# start of SELECTION
As temperature records have continuously been broken all over the world, many of us scientist had to endure extreme conditions in our overheated offices. Climate change is happening, and faster than we’d like to think, but how does this play a role in the scientific community? In this week’s blog post, geodynamicist Nicolas Coltice (professor at Ecole Normale Superieure de Paris) shares his passionate opinion on the matter and sheds light on several important topics that may easily be overseen by enthusiastic scientists.
I took my last flight for work in May 2017 to go to a meeting of the Deep Carbon Observatory in Moscow. I had started evaluating my carbon footprint a couple of years before, and flying to do science on carbon questioned me. The first flight I ever took was when I was about 14, to go to a place close to Chernobyl (in the U.S.S.R. at the time), a few years after the catastrophe. It seems that Russia brings me back to environmental questions. In the context of climate change today, many scientists give their opinions on the future. Civilization will collapse, or science will magically save us all. There is so much abstract agitation and noise in the debates. Both the exploitation of nature and pollution impact landscapes and the living so quickly. What will the world be like in 30 years? Who can guess rationally?
When I started to write this blog post, it was June 13th. The temperature in Delhi was about 48°C and the Monsoon did not seem to start. Water shortages led to fights with people being killed. In Poland, temperatures reached over 30°C. But in France, temperatures were cooler and close to those occurring in Greenland. A few weeks later, we had the highest temperatures ever recorded in the South of France. Particles and pesticides are all over the place and we eat and drink litters of them every year. Climate will continue to change: even if we stop emitting carbon and methane, the ocean will keep on doing so for centuries.
The IPCC and diverse agencies have given a very simple recommendation: by 2030, we have to lower our carbon emissions by 50%. That is 11 years from now, soon to be 10, soon to be 9… In the next 10 years, there is minimal chance that humanity has developed new energy sources for the billions of people all over the world. For example, building a nuclear power plant takes years, and it can only distribute energy about 10 years after completion. Besides blaming politics and big companies, what can one do here and now? Because the shift of society does not seem to start in comfortable offices, it has to start everywhere. It is now. What actions can we take as geodynamicists? In geodynamics we tackle problems with a large vision, including long-range dependencies, evaluating the forces at play.
Because the shift of society does not seem to start in comfortable offices, it has to start everywhere.
# end of SELECTION
# start of DATA EXCERPT
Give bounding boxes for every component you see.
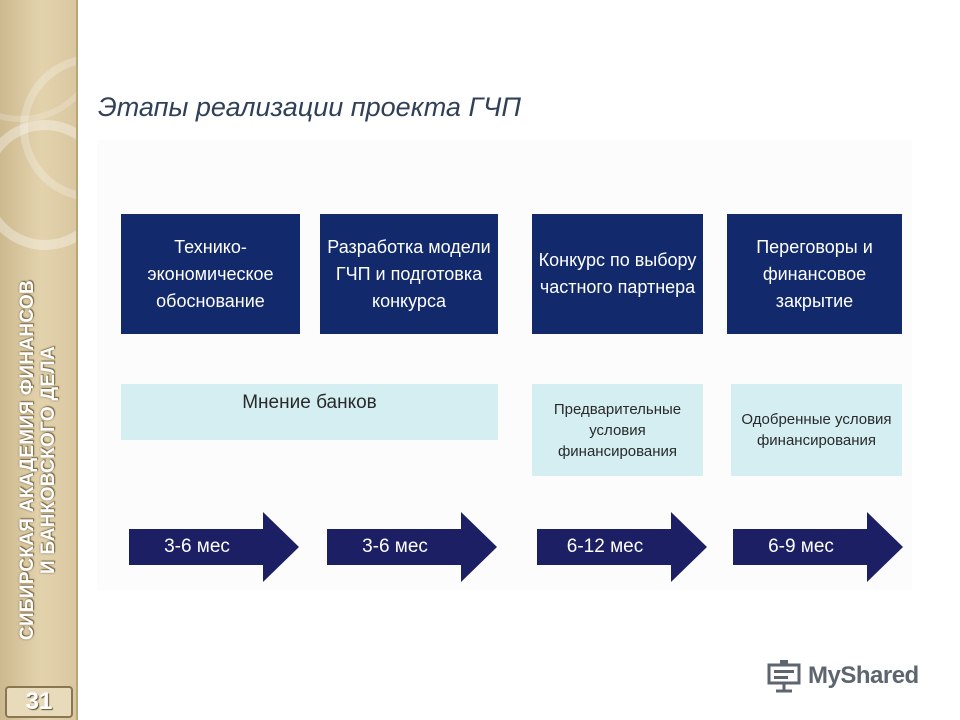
# end of DATA EXCERPT
* STATED GOAL 1:
In the climate change post, swap "France" for "Spain" in the passage between "When I started" and "so for centuries.", inclusive, and write the passage out.
* STATED GOAL 2:
List every place name that appears in the paragraph of the climate change post that begins "When I started to write this blog post".

* WORKED ANSWER 1:
When I started to write this blog post, it was June 13th. The temperature in Delhi was about 48°C and the Monsoon did not seem to start. Water shortages led to fights with people being killed. In Poland, temperatures reached over 30°C. But in Spain, temperatures were cooler and close to those occurring in Greenland. A few weeks later, we had the highest temperatures ever recorded in the South of Spain. Particles and pesticides are all over the place and we eat and drink litters of them every year. Climate will continue to change: even if we stop emitting carbon and methane, the ocean will keep on doing so for centuries.

* WORKED ANSWER 2:
Delhi, Poland, France, Greenland, the South of France